YOUR GOAL: Identify every line in the records below that contains the word "inside", and reproduce each one.
────
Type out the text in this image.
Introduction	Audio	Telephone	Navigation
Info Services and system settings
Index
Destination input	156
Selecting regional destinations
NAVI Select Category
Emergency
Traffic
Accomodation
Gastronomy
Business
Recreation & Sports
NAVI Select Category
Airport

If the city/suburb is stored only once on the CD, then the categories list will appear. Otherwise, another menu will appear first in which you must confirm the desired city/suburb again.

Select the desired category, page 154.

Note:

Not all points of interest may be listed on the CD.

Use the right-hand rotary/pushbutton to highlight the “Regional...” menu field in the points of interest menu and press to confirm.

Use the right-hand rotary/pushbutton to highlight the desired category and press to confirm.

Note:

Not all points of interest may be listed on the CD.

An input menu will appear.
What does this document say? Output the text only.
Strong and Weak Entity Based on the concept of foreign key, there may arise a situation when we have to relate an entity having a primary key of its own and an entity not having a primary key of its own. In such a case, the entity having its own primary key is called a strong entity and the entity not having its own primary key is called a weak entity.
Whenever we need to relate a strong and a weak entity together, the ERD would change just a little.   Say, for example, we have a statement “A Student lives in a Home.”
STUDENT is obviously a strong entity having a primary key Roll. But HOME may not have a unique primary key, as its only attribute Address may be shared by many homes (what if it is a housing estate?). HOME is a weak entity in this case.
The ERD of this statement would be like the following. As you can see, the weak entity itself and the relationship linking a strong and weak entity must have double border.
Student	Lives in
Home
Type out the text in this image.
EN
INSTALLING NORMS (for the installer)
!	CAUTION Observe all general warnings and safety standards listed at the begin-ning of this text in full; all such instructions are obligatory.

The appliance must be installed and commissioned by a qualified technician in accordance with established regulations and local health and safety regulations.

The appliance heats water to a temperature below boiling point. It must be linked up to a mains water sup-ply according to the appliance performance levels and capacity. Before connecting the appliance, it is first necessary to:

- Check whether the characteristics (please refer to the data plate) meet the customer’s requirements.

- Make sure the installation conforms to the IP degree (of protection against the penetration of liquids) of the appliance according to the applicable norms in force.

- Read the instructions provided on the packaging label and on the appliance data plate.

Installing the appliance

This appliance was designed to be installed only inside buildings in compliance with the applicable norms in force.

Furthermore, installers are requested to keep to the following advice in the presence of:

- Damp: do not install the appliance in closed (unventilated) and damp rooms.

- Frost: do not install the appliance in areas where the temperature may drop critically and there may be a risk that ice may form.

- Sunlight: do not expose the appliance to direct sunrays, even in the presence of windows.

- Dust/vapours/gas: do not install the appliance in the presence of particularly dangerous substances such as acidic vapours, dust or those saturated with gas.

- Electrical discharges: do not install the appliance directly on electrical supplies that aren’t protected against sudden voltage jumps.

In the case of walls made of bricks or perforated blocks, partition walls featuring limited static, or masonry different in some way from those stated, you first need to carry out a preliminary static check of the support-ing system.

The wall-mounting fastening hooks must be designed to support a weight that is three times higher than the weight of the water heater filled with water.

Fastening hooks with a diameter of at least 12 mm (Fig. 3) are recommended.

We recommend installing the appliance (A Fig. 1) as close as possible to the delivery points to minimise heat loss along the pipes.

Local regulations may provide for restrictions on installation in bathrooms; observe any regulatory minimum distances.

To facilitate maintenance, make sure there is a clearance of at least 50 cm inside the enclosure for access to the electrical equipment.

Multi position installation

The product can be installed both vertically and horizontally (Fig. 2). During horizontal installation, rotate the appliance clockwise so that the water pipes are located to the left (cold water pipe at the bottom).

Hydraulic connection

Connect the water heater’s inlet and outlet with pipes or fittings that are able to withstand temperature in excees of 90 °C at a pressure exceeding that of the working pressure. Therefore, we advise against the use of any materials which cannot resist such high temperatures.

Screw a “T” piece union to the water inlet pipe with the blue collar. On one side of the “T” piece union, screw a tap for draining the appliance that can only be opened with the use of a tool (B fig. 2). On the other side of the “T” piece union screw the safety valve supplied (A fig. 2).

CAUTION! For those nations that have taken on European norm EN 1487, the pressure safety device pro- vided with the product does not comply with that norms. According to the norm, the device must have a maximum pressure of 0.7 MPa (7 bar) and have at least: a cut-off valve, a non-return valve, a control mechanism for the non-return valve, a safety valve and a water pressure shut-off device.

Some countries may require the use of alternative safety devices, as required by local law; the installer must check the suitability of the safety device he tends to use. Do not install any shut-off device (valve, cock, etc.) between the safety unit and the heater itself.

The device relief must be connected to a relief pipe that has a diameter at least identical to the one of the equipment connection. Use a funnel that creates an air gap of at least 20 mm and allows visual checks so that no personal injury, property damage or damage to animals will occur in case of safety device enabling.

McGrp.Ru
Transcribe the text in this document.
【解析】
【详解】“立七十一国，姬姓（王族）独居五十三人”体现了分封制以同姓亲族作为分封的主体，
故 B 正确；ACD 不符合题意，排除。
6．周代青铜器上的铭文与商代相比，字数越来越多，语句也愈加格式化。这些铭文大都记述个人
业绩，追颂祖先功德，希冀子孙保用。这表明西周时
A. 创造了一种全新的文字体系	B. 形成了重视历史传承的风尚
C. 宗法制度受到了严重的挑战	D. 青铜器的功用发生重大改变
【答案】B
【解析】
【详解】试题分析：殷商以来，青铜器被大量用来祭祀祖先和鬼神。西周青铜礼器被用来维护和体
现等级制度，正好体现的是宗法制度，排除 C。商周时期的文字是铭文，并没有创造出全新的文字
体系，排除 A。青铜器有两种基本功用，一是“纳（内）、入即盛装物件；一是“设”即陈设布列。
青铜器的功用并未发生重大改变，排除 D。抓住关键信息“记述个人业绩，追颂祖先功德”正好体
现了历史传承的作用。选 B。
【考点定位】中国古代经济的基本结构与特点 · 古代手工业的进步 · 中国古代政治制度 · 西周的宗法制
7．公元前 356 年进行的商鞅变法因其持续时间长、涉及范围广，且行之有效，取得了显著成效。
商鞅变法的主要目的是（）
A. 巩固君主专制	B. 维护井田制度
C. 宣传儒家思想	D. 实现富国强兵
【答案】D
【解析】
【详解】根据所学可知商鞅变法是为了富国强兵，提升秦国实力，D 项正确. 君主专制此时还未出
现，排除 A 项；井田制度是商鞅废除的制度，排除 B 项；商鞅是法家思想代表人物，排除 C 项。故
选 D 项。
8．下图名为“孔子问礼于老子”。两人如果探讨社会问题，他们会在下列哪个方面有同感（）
────
OUTPUT FOR THIS EXERCISE:
This appliance was designed to be installed only inside buildings in compliance with the applicable norms in force.
To facilitate maintenance, make sure there is a clearance of at least 50 cm inside the enclosure for access to the electrical equipment.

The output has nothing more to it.